*Exercise material*.
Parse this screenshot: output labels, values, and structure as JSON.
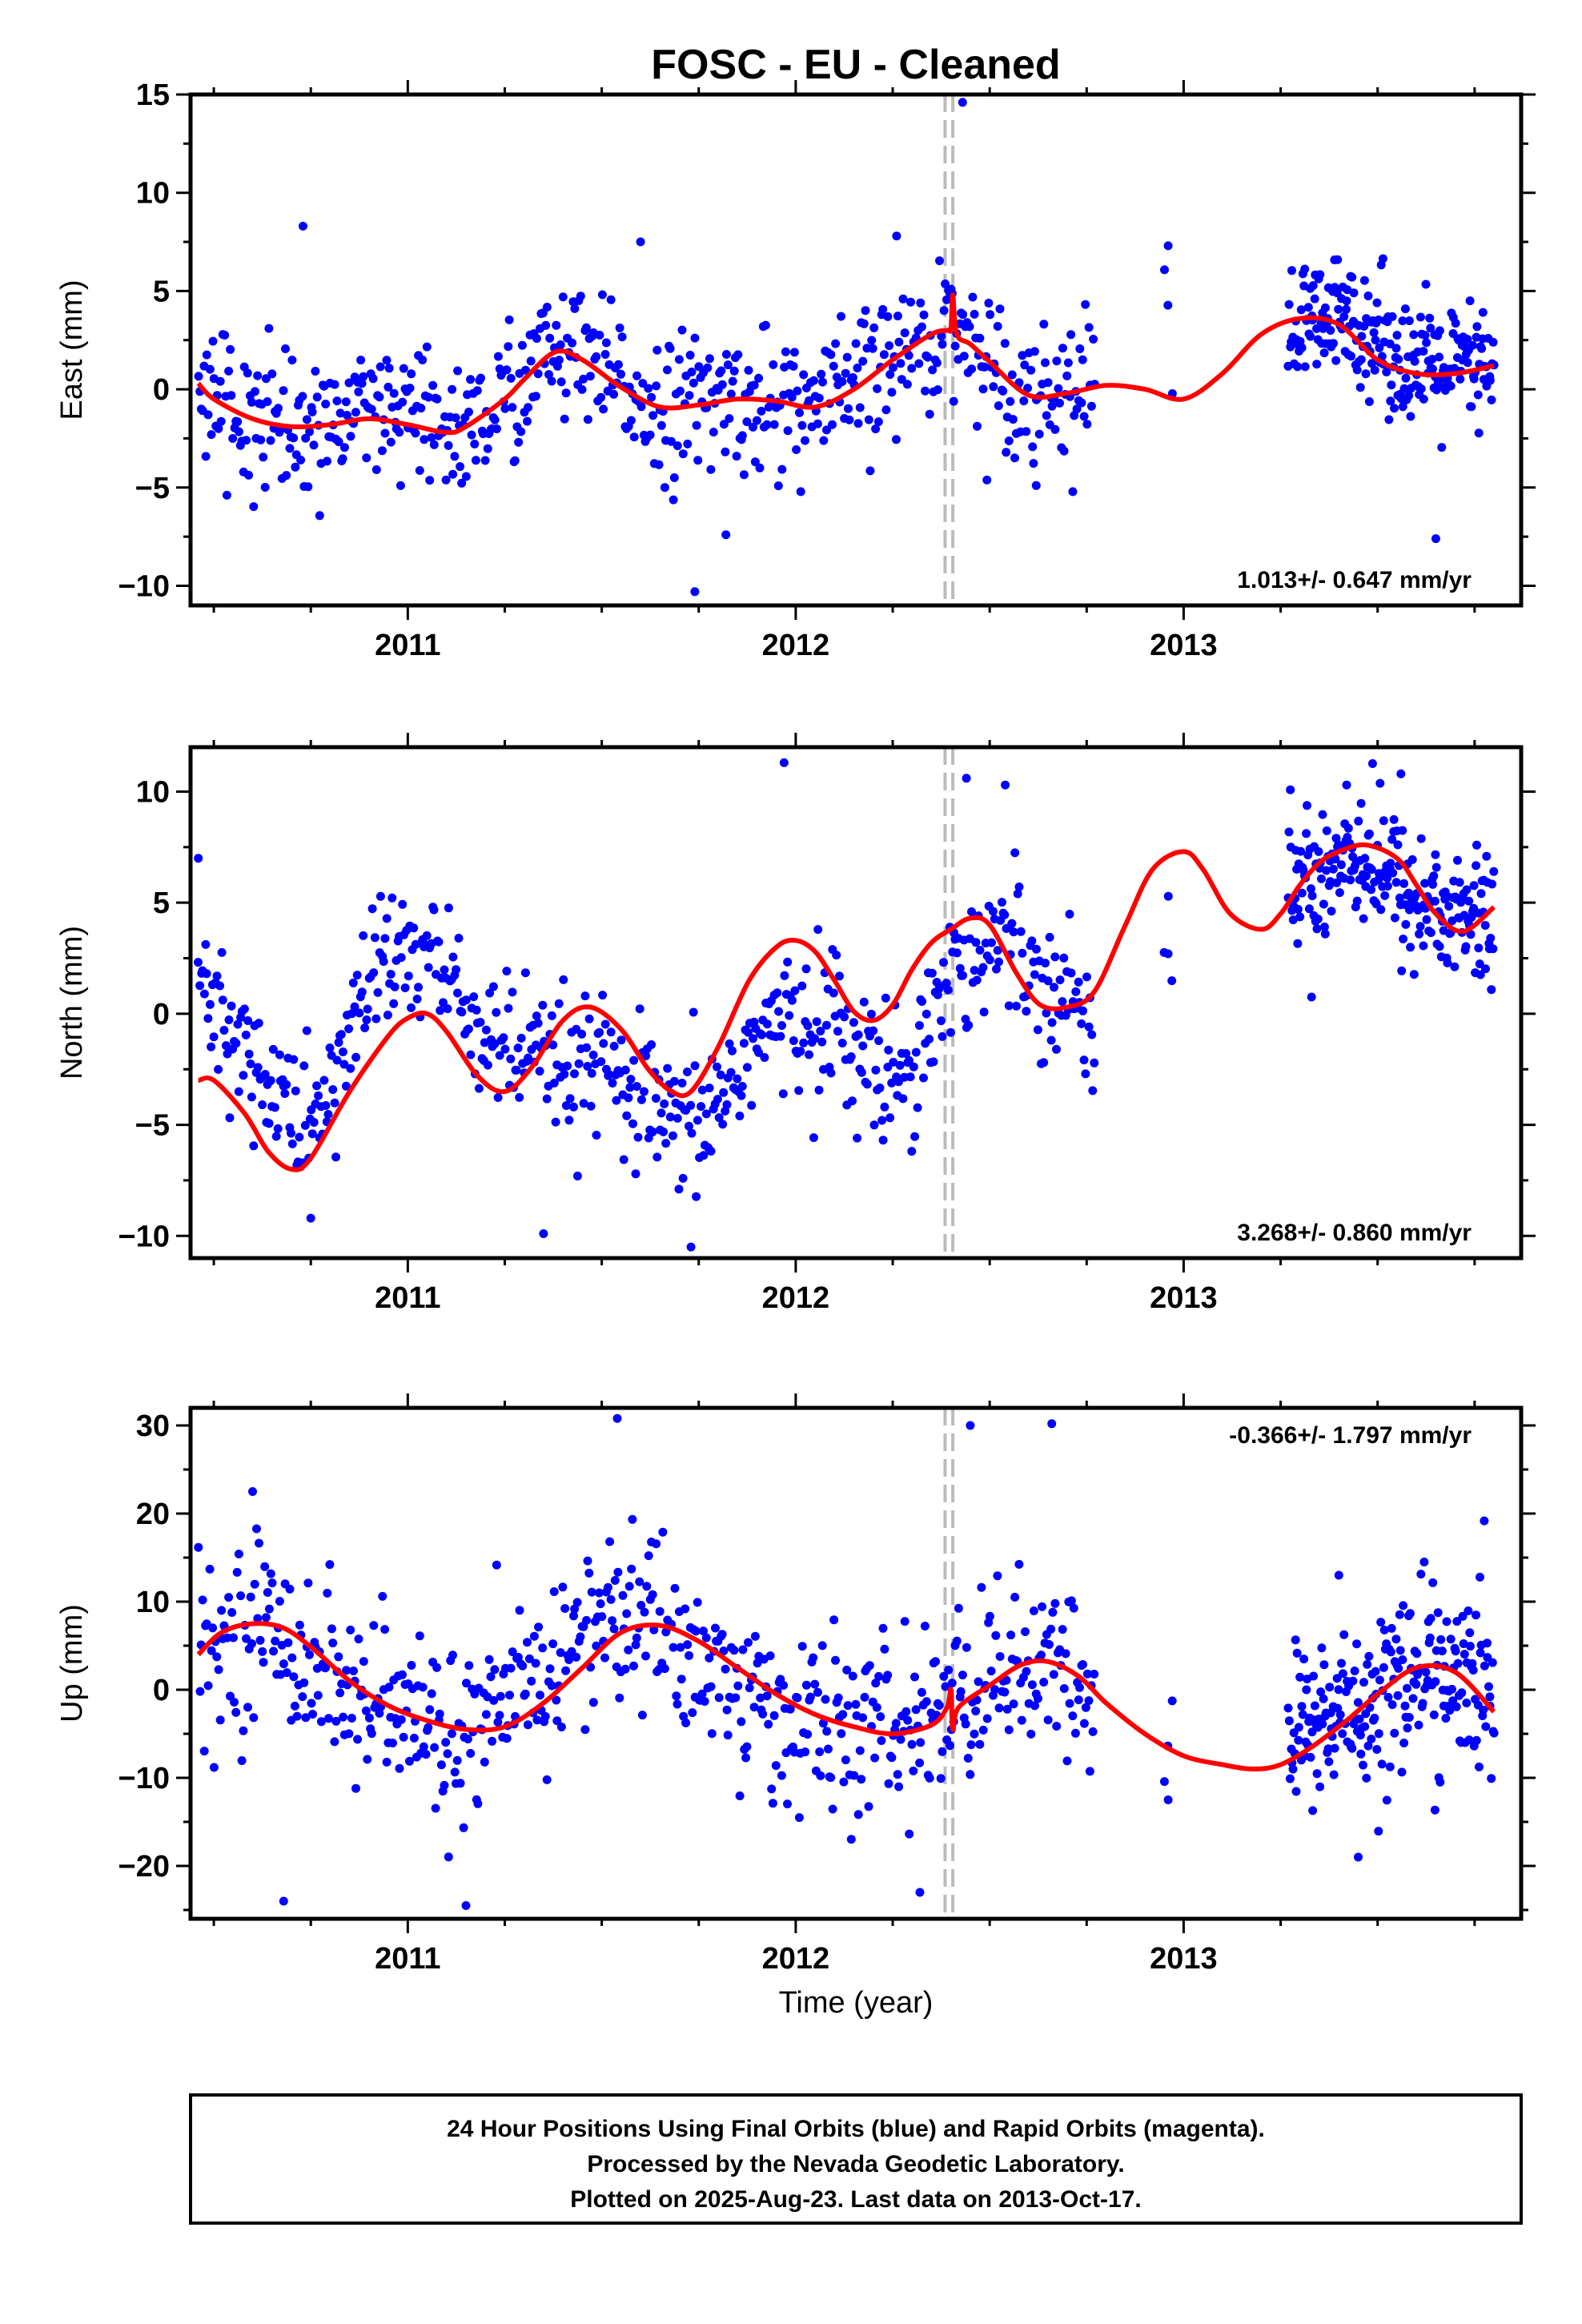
{
  "title": "FOSC  - EU - Cleaned",
  "xlabel": "Time (year)",
  "footer": [
    "24 Hour Positions Using Final Orbits (blue) and Rapid Orbits (magenta).",
    "Processed by the Nevada Geodetic Laboratory.",
    "Plotted on 2025-Aug-23. Last data on 2013-Oct-17."
  ],
  "colors": {
    "points": "#0000ff",
    "model": "#ff0000",
    "offset_line": "#bbbbbb"
  },
  "chart_data": [
    {
      "type": "scatter",
      "component": "East",
      "ylabel": "East (mm)",
      "xlim": [
        2010.44,
        2013.87
      ],
      "ylim": [
        -11,
        15
      ],
      "yticks": [
        -10,
        -5,
        0,
        5,
        10,
        15
      ],
      "xticks": [
        2011,
        2012,
        2013
      ],
      "grid": false,
      "rate": "1.013+/- 0.647 mm/yr",
      "rate_position": "bottom-right",
      "offset_epochs": [
        2012.385,
        2012.405
      ],
      "series": [
        {
          "style": "points",
          "x_range": [
            2010.46,
            2012.77
          ],
          "trend_knots": [
            [
              2010.46,
              0.2
            ],
            [
              2010.6,
              -1.2
            ],
            [
              2010.75,
              -1.9
            ],
            [
              2011.0,
              -1.6
            ],
            [
              2011.1,
              -2.1
            ],
            [
              2011.2,
              -1.5
            ],
            [
              2011.38,
              2.0
            ],
            [
              2011.55,
              0.2
            ],
            [
              2011.65,
              -1.0
            ],
            [
              2011.85,
              -0.5
            ],
            [
              2012.05,
              -1.0
            ],
            [
              2012.15,
              0.0
            ],
            [
              2012.3,
              2.0
            ],
            [
              2012.39,
              3.0
            ],
            [
              2012.405,
              4.6
            ],
            [
              2012.45,
              2.0
            ],
            [
              2012.6,
              -0.2
            ],
            [
              2012.77,
              0.2
            ]
          ],
          "scatter_sd": 1.8,
          "n": 620,
          "outliers": [
            [
              2010.73,
              8.3
            ],
            [
              2011.6,
              7.5
            ],
            [
              2011.74,
              -10.3
            ],
            [
              2011.82,
              -7.4
            ],
            [
              2012.26,
              7.8
            ],
            [
              2012.43,
              14.6
            ],
            [
              2012.62,
              -4.9
            ]
          ]
        },
        {
          "style": "points",
          "x_range": [
            2012.95,
            2012.97
          ],
          "trend_knots": [
            [
              2012.95,
              4.3
            ],
            [
              2012.97,
              2.0
            ]
          ],
          "scatter_sd": 2.0,
          "n": 3,
          "outliers": [
            [
              2012.96,
              7.3
            ]
          ]
        },
        {
          "style": "points",
          "x_range": [
            2013.27,
            2013.8
          ],
          "trend_knots": [
            [
              2013.27,
              3.0
            ],
            [
              2013.45,
              3.6
            ],
            [
              2013.6,
              1.0
            ],
            [
              2013.8,
              1.0
            ]
          ],
          "scatter_sd": 1.6,
          "n": 230,
          "outliers": [
            [
              2013.65,
              -7.6
            ]
          ]
        },
        {
          "style": "model",
          "name": "",
          "x": [
            2010.46,
            2010.5,
            2010.6,
            2010.7,
            2010.8,
            2010.9,
            2011.0,
            2011.1,
            2011.15,
            2011.25,
            2011.3,
            2011.38,
            2011.45,
            2011.55,
            2011.65,
            2011.75,
            2011.85,
            2011.95,
            2012.05,
            2012.15,
            2012.25,
            2012.35,
            2012.39,
            2012.4,
            2012.405,
            2012.415,
            2012.45,
            2012.5,
            2012.6,
            2012.7,
            2012.8,
            2012.9,
            2013.0,
            2013.1,
            2013.2,
            2013.3,
            2013.4,
            2013.5,
            2013.6,
            2013.7,
            2013.8
          ],
          "y": [
            0.3,
            -0.5,
            -1.5,
            -1.9,
            -1.8,
            -1.5,
            -1.8,
            -2.2,
            -1.9,
            -0.5,
            0.5,
            1.9,
            1.5,
            0.1,
            -0.9,
            -0.8,
            -0.5,
            -0.6,
            -0.9,
            0.0,
            1.5,
            2.8,
            3.0,
            3.1,
            4.8,
            2.8,
            2.3,
            1.4,
            -0.3,
            -0.2,
            0.2,
            0.0,
            -0.5,
            0.8,
            2.8,
            3.6,
            3.3,
            1.5,
            0.8,
            0.8,
            1.2
          ]
        }
      ]
    },
    {
      "type": "scatter",
      "component": "North",
      "ylabel": "North (mm)",
      "xlim": [
        2010.44,
        2013.87
      ],
      "ylim": [
        -11,
        12
      ],
      "yticks": [
        -10,
        -5,
        0,
        5,
        10
      ],
      "xticks": [
        2011,
        2012,
        2013
      ],
      "grid": false,
      "rate": "3.268+/- 0.860 mm/yr",
      "rate_position": "bottom-right",
      "offset_epochs": [
        2012.385,
        2012.405
      ],
      "series": [
        {
          "style": "points",
          "x_range": [
            2010.46,
            2012.77
          ],
          "trend_knots": [
            [
              2010.46,
              1.0
            ],
            [
              2010.55,
              -1.0
            ],
            [
              2010.72,
              -5.0
            ],
            [
              2010.8,
              -4.0
            ],
            [
              2010.9,
              2.0
            ],
            [
              2011.05,
              2.8
            ],
            [
              2011.2,
              -1.0
            ],
            [
              2011.35,
              -2.5
            ],
            [
              2011.5,
              -2.5
            ],
            [
              2011.7,
              -5.5
            ],
            [
              2011.8,
              -4.0
            ],
            [
              2011.9,
              -1.0
            ],
            [
              2012.0,
              -0.5
            ],
            [
              2012.1,
              0.0
            ],
            [
              2012.2,
              -3.0
            ],
            [
              2012.3,
              -2.0
            ],
            [
              2012.4,
              2.0
            ],
            [
              2012.55,
              3.5
            ],
            [
              2012.77,
              -0.5
            ]
          ],
          "scatter_sd": 1.6,
          "n": 620,
          "outliers": [
            [
              2010.46,
              7.0
            ],
            [
              2010.75,
              -9.2
            ],
            [
              2011.35,
              -9.9
            ],
            [
              2011.73,
              -10.5
            ],
            [
              2011.97,
              11.3
            ],
            [
              2012.44,
              10.6
            ],
            [
              2012.54,
              10.3
            ]
          ]
        },
        {
          "style": "points",
          "x_range": [
            2012.95,
            2012.97
          ],
          "trend_knots": [
            [
              2012.95,
              5.0
            ],
            [
              2012.97,
              4.0
            ]
          ],
          "scatter_sd": 1.5,
          "n": 3,
          "outliers": [
            [
              2012.96,
              2.7
            ]
          ]
        },
        {
          "style": "points",
          "x_range": [
            2013.27,
            2013.8
          ],
          "trend_knots": [
            [
              2013.27,
              5.5
            ],
            [
              2013.45,
              7.5
            ],
            [
              2013.6,
              5.0
            ],
            [
              2013.8,
              4.0
            ]
          ],
          "scatter_sd": 1.6,
          "n": 230,
          "outliers": [
            [
              2013.42,
              10.3
            ],
            [
              2013.56,
              10.8
            ]
          ]
        },
        {
          "style": "model",
          "name": "",
          "x": [
            2010.46,
            2010.5,
            2010.58,
            2010.64,
            2010.7,
            2010.75,
            2010.85,
            2010.95,
            2011.0,
            2011.05,
            2011.1,
            2011.18,
            2011.25,
            2011.32,
            2011.4,
            2011.47,
            2011.55,
            2011.62,
            2011.68,
            2011.73,
            2011.8,
            2011.88,
            2011.95,
            2012.0,
            2012.05,
            2012.1,
            2012.15,
            2012.2,
            2012.25,
            2012.3,
            2012.35,
            2012.4,
            2012.45,
            2012.5,
            2012.57,
            2012.63,
            2012.7,
            2012.77,
            2012.85,
            2012.92,
            2013.0,
            2013.05,
            2013.12,
            2013.2,
            2013.25,
            2013.3,
            2013.35,
            2013.4,
            2013.47,
            2013.55,
            2013.6,
            2013.65,
            2013.72,
            2013.8
          ],
          "y": [
            -3.0,
            -3.0,
            -4.5,
            -6.2,
            -7.0,
            -6.5,
            -3.5,
            -1.0,
            -0.2,
            0.0,
            -0.8,
            -2.8,
            -3.5,
            -2.4,
            -0.3,
            0.3,
            -0.7,
            -2.5,
            -3.5,
            -3.5,
            -1.5,
            1.5,
            3.0,
            3.3,
            2.8,
            1.5,
            0.1,
            -0.3,
            0.4,
            2.0,
            3.2,
            3.8,
            4.3,
            4.0,
            1.8,
            0.4,
            0.3,
            1.0,
            4.0,
            6.5,
            7.3,
            6.5,
            4.5,
            3.8,
            4.5,
            5.8,
            6.8,
            7.3,
            7.6,
            7.0,
            5.8,
            4.5,
            3.7,
            4.8
          ]
        }
      ]
    },
    {
      "type": "scatter",
      "component": "Up",
      "ylabel": "Up (mm)",
      "xlim": [
        2010.44,
        2013.87
      ],
      "ylim": [
        -26,
        32
      ],
      "yticks": [
        -20,
        -10,
        0,
        10,
        20,
        30
      ],
      "xticks": [
        2011,
        2012,
        2013
      ],
      "grid": false,
      "rate": "-0.366+/- 1.797 mm/yr",
      "rate_position": "top-right",
      "offset_epochs": [
        2012.385,
        2012.405
      ],
      "series": [
        {
          "style": "points",
          "x_range": [
            2010.46,
            2012.77
          ],
          "trend_knots": [
            [
              2010.46,
              3.0
            ],
            [
              2010.6,
              8.0
            ],
            [
              2010.75,
              4.0
            ],
            [
              2010.9,
              -2.0
            ],
            [
              2011.1,
              -5.0
            ],
            [
              2011.2,
              -5.0
            ],
            [
              2011.35,
              2.0
            ],
            [
              2011.5,
              8.0
            ],
            [
              2011.65,
              8.0
            ],
            [
              2011.8,
              1.0
            ],
            [
              2011.95,
              -3.0
            ],
            [
              2012.15,
              -5.0
            ],
            [
              2012.3,
              -4.0
            ],
            [
              2012.4,
              -2.0
            ],
            [
              2012.55,
              3.0
            ],
            [
              2012.77,
              0.0
            ]
          ],
          "scatter_sd": 5.0,
          "n": 620,
          "outliers": [
            [
              2010.6,
              22.5
            ],
            [
              2010.68,
              -24.0
            ],
            [
              2011.15,
              -24.5
            ],
            [
              2011.54,
              30.8
            ],
            [
              2012.32,
              -23.0
            ],
            [
              2012.45,
              30.0
            ],
            [
              2012.66,
              30.2
            ]
          ]
        },
        {
          "style": "points",
          "x_range": [
            2012.95,
            2012.97
          ],
          "trend_knots": [
            [
              2012.95,
              -7.0
            ],
            [
              2012.97,
              -8.0
            ]
          ],
          "scatter_sd": 3.0,
          "n": 3,
          "outliers": [
            [
              2012.96,
              -12.5
            ]
          ]
        },
        {
          "style": "points",
          "x_range": [
            2013.27,
            2013.8
          ],
          "trend_knots": [
            [
              2013.27,
              -5.0
            ],
            [
              2013.45,
              -2.0
            ],
            [
              2013.6,
              2.0
            ],
            [
              2013.8,
              0.0
            ]
          ],
          "scatter_sd": 5.0,
          "n": 230,
          "outliers": [
            [
              2013.4,
              13.0
            ],
            [
              2013.45,
              -19.0
            ],
            [
              2013.62,
              14.5
            ]
          ]
        },
        {
          "style": "model",
          "name": "",
          "x": [
            2010.46,
            2010.52,
            2010.6,
            2010.68,
            2010.76,
            2010.85,
            2010.95,
            2011.05,
            2011.15,
            2011.25,
            2011.35,
            2011.45,
            2011.55,
            2011.65,
            2011.75,
            2011.85,
            2011.95,
            2012.05,
            2012.15,
            2012.25,
            2012.35,
            2012.39,
            2012.4,
            2012.405,
            2012.42,
            2012.5,
            2012.58,
            2012.65,
            2012.73,
            2012.8,
            2012.9,
            2013.0,
            2013.1,
            2013.18,
            2013.25,
            2013.33,
            2013.42,
            2013.5,
            2013.6,
            2013.7,
            2013.8
          ],
          "y": [
            4.0,
            6.5,
            7.5,
            7.0,
            4.5,
            1.0,
            -1.8,
            -3.5,
            -4.5,
            -4.2,
            -1.5,
            2.5,
            6.5,
            7.3,
            5.5,
            2.5,
            -0.5,
            -2.8,
            -4.2,
            -5.0,
            -4.0,
            -2.0,
            0.0,
            -4.5,
            -2.0,
            0.5,
            2.8,
            3.2,
            1.5,
            -1.5,
            -5.0,
            -7.5,
            -8.5,
            -9.0,
            -8.5,
            -6.5,
            -3.5,
            -0.5,
            2.5,
            2.0,
            -2.5
          ]
        }
      ]
    }
  ]
}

*Directions for this task*. A single figure is required: the number of lines above in which the word "component" occurs.

*Final result*. 3